### Written request
Copy all lines in which the word "Last" can be found.

### Dataset rows
* BEGIN *
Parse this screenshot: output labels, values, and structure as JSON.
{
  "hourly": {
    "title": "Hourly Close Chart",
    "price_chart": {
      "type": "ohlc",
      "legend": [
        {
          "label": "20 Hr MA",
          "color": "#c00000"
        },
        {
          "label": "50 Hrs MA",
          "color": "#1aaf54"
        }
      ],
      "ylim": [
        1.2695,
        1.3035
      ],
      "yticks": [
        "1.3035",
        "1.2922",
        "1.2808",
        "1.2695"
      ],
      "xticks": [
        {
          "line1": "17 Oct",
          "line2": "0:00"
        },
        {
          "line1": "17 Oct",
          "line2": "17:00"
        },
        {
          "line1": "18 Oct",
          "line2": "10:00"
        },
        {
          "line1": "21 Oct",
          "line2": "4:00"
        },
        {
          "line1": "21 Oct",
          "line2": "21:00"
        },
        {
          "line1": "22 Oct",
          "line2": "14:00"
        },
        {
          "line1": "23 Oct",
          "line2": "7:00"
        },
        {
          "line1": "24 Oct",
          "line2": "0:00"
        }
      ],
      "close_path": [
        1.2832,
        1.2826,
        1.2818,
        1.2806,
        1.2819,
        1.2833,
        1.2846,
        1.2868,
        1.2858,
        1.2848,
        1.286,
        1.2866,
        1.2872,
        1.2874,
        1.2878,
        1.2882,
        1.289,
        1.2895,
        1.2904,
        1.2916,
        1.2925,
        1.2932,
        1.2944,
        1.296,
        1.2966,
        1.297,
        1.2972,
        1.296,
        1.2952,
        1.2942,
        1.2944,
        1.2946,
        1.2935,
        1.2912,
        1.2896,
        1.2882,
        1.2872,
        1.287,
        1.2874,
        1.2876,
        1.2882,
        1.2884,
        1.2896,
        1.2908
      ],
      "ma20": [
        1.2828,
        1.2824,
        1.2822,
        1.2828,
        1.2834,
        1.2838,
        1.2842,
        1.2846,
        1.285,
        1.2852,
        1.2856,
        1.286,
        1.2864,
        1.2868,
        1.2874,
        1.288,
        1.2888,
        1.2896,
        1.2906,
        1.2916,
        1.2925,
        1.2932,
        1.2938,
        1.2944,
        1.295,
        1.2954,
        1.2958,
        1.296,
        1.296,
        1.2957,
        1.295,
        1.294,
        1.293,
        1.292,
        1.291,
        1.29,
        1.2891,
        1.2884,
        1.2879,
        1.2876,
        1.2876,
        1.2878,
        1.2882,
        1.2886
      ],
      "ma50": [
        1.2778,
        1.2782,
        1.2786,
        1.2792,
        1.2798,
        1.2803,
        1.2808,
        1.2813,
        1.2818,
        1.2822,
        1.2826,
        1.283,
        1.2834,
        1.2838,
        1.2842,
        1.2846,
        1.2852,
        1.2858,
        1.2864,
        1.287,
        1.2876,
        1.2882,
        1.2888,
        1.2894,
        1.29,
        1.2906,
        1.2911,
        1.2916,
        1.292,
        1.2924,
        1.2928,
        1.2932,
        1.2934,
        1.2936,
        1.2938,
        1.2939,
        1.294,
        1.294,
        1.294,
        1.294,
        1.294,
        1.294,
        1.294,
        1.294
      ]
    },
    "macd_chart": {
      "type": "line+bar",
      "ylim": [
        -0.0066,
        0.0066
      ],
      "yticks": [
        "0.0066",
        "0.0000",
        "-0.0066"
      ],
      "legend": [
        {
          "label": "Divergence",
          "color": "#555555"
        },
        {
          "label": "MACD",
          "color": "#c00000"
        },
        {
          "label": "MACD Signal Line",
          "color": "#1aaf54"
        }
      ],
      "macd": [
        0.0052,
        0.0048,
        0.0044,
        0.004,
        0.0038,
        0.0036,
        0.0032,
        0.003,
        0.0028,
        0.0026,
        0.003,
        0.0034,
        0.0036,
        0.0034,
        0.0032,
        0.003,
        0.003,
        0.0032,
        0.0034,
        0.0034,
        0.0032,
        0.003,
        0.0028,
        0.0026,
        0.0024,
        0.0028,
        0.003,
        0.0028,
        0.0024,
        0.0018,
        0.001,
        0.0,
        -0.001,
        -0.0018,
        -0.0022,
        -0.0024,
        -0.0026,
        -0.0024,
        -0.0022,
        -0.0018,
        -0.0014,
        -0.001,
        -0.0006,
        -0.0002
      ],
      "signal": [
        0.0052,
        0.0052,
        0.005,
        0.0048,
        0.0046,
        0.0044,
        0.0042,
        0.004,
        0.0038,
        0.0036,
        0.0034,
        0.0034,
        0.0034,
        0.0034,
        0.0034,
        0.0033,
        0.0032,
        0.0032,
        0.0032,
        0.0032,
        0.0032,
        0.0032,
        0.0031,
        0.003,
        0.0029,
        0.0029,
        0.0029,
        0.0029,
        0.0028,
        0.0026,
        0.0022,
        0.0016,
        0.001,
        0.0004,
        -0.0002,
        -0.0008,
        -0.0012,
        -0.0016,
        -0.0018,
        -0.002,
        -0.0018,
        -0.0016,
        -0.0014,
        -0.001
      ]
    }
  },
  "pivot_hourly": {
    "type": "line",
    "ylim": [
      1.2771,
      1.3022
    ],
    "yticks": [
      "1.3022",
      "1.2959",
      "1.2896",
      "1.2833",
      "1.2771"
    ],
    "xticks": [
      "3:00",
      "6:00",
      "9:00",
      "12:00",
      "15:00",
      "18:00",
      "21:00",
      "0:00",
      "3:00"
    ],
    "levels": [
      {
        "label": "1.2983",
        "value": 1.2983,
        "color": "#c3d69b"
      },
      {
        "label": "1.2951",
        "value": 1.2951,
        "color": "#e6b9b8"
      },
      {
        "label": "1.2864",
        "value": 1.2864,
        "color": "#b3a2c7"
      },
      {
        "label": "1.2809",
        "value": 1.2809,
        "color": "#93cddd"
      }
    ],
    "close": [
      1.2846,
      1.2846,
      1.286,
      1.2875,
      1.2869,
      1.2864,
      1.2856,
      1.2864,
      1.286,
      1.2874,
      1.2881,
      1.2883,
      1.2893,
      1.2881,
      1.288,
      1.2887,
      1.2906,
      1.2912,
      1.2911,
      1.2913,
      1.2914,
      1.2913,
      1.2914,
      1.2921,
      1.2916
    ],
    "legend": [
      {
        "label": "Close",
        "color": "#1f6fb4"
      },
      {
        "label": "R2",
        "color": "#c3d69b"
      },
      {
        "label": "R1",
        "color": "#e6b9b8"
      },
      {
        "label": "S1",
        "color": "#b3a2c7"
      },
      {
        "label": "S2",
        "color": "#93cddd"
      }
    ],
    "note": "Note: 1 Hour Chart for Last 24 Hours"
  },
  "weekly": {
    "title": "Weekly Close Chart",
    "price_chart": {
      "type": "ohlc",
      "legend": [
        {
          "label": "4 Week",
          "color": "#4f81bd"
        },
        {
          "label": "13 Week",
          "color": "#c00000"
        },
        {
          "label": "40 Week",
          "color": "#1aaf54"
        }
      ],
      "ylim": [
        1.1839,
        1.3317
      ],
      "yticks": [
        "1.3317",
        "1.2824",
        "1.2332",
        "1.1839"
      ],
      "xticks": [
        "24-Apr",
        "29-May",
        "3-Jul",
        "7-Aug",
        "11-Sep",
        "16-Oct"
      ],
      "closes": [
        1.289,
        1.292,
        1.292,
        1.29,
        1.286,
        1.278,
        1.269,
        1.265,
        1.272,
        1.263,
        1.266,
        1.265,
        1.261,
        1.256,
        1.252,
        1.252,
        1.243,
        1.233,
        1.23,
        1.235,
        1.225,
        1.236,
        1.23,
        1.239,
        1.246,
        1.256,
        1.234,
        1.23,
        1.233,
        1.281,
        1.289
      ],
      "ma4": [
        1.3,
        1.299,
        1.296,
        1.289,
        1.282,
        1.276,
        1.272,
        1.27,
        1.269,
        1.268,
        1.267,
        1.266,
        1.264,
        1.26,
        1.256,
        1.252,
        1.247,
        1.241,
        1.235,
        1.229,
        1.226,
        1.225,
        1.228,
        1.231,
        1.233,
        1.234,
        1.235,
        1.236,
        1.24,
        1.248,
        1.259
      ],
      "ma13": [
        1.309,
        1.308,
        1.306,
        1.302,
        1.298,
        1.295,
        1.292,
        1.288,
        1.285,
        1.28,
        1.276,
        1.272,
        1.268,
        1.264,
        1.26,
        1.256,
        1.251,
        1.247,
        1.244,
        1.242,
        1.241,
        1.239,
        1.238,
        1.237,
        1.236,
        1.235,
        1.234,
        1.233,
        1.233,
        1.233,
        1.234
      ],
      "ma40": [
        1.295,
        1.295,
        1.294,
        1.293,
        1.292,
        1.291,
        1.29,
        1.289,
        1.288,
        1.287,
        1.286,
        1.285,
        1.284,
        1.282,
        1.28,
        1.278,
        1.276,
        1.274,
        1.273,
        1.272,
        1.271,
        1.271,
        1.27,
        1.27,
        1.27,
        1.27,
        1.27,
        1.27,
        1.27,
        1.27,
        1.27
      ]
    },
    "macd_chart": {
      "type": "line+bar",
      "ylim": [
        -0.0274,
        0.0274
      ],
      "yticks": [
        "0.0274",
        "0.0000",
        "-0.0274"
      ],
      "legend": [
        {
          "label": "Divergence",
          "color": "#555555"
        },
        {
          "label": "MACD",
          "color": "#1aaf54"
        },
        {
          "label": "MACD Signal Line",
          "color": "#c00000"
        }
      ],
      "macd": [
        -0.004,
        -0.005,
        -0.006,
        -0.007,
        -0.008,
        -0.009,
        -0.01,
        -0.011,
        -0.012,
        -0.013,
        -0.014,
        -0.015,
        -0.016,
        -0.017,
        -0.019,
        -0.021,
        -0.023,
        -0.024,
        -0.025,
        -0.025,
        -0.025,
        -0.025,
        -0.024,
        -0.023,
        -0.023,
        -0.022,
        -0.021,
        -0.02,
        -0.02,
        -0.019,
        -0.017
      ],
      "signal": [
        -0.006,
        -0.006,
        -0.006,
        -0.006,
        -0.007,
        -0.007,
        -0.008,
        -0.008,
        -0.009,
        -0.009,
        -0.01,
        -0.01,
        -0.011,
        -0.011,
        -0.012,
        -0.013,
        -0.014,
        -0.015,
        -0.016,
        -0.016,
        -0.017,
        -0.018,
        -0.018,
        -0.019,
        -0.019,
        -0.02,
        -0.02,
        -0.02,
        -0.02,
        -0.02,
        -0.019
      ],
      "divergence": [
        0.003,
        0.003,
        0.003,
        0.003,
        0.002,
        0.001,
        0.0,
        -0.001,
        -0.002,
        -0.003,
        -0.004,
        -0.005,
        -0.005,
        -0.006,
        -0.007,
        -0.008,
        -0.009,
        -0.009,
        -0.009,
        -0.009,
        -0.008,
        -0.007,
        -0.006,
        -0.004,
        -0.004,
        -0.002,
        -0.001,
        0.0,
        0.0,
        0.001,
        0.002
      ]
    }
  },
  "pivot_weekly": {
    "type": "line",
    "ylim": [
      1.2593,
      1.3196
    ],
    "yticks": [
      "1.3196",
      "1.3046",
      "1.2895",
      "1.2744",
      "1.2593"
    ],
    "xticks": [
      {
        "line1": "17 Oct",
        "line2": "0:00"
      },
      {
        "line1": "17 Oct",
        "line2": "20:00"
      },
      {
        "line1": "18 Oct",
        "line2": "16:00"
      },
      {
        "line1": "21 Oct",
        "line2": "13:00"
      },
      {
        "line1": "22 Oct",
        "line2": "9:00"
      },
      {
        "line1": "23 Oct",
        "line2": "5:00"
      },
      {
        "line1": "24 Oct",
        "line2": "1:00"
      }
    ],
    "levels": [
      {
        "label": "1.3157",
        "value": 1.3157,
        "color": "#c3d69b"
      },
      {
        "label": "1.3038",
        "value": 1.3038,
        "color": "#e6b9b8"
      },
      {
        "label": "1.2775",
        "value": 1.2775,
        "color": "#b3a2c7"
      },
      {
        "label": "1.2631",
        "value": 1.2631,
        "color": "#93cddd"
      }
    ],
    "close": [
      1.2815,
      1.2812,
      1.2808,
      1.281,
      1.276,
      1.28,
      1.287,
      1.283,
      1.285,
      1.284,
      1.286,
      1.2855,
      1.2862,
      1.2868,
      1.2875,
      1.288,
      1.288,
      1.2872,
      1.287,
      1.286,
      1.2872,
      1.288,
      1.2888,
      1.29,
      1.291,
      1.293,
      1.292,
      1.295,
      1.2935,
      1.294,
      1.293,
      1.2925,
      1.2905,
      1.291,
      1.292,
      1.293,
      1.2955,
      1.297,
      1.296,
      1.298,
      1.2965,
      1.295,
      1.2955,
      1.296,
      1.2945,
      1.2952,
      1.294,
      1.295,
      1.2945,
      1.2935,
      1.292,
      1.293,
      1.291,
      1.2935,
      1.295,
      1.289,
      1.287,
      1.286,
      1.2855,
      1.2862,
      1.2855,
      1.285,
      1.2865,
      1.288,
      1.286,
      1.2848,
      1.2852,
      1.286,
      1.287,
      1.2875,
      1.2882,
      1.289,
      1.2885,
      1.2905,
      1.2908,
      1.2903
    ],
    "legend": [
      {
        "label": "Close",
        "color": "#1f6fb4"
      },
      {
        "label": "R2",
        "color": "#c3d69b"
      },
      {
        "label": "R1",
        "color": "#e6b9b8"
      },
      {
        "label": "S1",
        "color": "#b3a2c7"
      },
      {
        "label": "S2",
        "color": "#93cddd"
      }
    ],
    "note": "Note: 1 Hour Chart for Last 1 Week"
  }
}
* END *
### Problem solution
    "note": "Note: 1 Hour Chart for Last 24 Hours"
    "note": "Note: 1 Hour Chart for Last 1 Week"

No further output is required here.